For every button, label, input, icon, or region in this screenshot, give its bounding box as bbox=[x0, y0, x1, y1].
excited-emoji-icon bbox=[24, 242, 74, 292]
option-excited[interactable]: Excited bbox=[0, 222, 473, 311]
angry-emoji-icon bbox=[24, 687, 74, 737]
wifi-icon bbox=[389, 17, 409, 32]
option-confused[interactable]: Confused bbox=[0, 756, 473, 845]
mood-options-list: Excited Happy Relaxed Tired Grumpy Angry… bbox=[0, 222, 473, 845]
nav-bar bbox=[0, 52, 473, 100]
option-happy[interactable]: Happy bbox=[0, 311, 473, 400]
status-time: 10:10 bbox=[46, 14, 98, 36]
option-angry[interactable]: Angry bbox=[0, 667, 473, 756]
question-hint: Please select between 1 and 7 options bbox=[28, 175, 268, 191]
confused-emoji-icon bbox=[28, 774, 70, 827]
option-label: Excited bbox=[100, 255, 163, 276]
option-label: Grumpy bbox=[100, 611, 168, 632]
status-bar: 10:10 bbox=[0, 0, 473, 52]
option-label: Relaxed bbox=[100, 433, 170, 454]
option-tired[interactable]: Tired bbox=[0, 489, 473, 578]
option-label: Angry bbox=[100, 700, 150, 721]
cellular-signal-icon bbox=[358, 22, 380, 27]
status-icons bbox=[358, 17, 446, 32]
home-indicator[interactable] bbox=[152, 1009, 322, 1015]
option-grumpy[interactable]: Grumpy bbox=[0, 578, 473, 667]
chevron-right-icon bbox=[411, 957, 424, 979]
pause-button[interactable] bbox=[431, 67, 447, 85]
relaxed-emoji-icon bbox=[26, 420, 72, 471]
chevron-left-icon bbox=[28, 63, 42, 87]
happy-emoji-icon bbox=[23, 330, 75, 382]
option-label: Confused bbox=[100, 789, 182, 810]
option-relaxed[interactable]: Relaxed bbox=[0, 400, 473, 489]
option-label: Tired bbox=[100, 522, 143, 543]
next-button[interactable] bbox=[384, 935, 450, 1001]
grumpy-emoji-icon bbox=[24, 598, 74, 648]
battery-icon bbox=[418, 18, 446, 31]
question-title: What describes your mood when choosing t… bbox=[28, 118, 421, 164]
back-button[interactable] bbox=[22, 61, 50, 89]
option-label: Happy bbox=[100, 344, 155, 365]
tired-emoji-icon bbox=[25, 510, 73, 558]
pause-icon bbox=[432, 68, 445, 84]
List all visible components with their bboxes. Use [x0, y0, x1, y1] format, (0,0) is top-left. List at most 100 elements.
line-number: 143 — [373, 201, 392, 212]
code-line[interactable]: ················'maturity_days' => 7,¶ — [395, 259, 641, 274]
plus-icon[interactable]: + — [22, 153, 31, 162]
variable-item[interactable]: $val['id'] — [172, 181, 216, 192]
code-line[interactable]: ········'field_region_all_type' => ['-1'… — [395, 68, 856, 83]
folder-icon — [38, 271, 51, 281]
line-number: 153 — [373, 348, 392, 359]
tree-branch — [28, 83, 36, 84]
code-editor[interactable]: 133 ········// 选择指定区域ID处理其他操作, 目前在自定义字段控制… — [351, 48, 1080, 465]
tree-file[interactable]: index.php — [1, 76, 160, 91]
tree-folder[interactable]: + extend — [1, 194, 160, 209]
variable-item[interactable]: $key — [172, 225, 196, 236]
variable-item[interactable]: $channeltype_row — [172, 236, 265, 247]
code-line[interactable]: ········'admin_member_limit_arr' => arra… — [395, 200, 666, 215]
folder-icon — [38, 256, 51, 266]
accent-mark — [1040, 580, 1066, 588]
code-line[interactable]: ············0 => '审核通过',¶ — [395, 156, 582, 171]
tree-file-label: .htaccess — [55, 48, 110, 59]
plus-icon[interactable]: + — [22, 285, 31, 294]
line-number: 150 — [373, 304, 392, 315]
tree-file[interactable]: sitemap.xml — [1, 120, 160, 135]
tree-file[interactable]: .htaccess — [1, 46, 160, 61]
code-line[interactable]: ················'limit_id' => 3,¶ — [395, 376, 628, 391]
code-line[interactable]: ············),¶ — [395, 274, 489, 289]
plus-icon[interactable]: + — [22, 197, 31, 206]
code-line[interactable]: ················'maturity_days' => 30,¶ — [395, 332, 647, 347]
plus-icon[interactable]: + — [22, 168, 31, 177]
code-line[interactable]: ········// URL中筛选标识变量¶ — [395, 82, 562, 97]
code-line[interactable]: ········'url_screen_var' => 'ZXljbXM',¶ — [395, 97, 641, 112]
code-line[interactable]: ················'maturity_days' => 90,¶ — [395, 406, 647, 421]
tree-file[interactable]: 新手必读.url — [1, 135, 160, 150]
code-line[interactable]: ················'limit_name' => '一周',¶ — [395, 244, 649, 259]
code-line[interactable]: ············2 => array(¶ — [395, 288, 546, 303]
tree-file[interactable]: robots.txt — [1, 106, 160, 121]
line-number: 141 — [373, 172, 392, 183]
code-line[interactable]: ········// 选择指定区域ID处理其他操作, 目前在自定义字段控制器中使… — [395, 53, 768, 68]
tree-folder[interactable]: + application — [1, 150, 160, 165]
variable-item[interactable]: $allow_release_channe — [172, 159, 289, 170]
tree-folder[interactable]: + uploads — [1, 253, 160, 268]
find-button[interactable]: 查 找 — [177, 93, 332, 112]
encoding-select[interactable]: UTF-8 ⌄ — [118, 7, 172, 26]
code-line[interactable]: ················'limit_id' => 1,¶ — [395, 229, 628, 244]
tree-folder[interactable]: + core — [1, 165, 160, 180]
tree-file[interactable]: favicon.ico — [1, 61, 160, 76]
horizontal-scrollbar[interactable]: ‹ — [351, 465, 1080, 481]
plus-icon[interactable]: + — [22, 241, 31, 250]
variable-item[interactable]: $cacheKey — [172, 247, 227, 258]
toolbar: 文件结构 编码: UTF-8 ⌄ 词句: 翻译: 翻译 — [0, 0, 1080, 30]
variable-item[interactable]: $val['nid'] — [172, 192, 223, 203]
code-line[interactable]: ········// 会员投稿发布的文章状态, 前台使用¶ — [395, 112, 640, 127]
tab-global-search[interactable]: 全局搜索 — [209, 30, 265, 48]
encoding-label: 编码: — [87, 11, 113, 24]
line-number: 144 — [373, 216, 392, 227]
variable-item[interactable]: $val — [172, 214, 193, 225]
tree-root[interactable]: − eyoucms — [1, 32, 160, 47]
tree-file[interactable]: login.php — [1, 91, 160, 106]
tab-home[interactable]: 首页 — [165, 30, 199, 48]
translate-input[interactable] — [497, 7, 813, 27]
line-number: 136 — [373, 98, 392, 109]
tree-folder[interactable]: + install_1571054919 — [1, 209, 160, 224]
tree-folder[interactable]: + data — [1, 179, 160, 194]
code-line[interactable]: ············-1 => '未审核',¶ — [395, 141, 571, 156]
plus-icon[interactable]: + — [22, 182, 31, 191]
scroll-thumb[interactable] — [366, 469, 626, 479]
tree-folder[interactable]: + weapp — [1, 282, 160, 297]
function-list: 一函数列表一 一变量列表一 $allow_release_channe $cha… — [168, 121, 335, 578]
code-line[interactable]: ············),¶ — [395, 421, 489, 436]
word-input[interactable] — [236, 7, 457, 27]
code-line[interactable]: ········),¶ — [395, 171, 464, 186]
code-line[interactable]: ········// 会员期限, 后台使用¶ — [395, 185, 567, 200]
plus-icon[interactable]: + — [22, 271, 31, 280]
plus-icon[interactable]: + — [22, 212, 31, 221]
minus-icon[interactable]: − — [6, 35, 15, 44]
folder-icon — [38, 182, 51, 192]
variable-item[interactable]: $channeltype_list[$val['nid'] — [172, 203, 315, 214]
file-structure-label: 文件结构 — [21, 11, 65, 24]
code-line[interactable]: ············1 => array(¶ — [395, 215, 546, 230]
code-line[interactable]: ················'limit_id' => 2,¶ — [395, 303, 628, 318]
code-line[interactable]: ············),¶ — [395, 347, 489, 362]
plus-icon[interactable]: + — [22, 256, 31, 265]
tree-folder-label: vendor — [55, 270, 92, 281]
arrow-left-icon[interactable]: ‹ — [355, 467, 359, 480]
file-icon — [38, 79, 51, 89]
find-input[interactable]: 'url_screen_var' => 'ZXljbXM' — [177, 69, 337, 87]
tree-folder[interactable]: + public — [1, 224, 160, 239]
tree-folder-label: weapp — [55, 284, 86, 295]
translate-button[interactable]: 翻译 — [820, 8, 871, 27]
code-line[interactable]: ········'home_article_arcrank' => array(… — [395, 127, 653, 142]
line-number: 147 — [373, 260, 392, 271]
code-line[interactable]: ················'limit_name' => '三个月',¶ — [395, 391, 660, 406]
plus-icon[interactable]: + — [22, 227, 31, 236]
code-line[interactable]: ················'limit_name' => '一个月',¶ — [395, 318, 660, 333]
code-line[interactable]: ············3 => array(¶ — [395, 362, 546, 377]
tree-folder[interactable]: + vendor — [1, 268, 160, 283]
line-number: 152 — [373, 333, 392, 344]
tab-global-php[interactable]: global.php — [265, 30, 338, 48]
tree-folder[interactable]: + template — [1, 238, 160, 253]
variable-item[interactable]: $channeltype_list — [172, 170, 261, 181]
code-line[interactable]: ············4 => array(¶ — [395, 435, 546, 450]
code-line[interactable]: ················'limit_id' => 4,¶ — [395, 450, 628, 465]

★ ★ ★ ★ ★ ★ ★

### Work required:
Change "wifi-icon" to "wireless-icon" in the rows from the first row through the row containing "nav-bar bbox=[0, 52, 473, 100]", and give those rows again with nothing else altered.

### Answer to this exercise:
For every button, label, input, icon, or region in this screenshot, give its bounding box as bbox=[x0, y0, x1, y1].
excited-emoji-icon bbox=[24, 242, 74, 292]
option-excited[interactable]: Excited bbox=[0, 222, 473, 311]
angry-emoji-icon bbox=[24, 687, 74, 737]
wireless-icon bbox=[389, 17, 409, 32]
option-confused[interactable]: Confused bbox=[0, 756, 473, 845]
mood-options-list: Excited Happy Relaxed Tired Grumpy Angry… bbox=[0, 222, 473, 845]
nav-bar bbox=[0, 52, 473, 100]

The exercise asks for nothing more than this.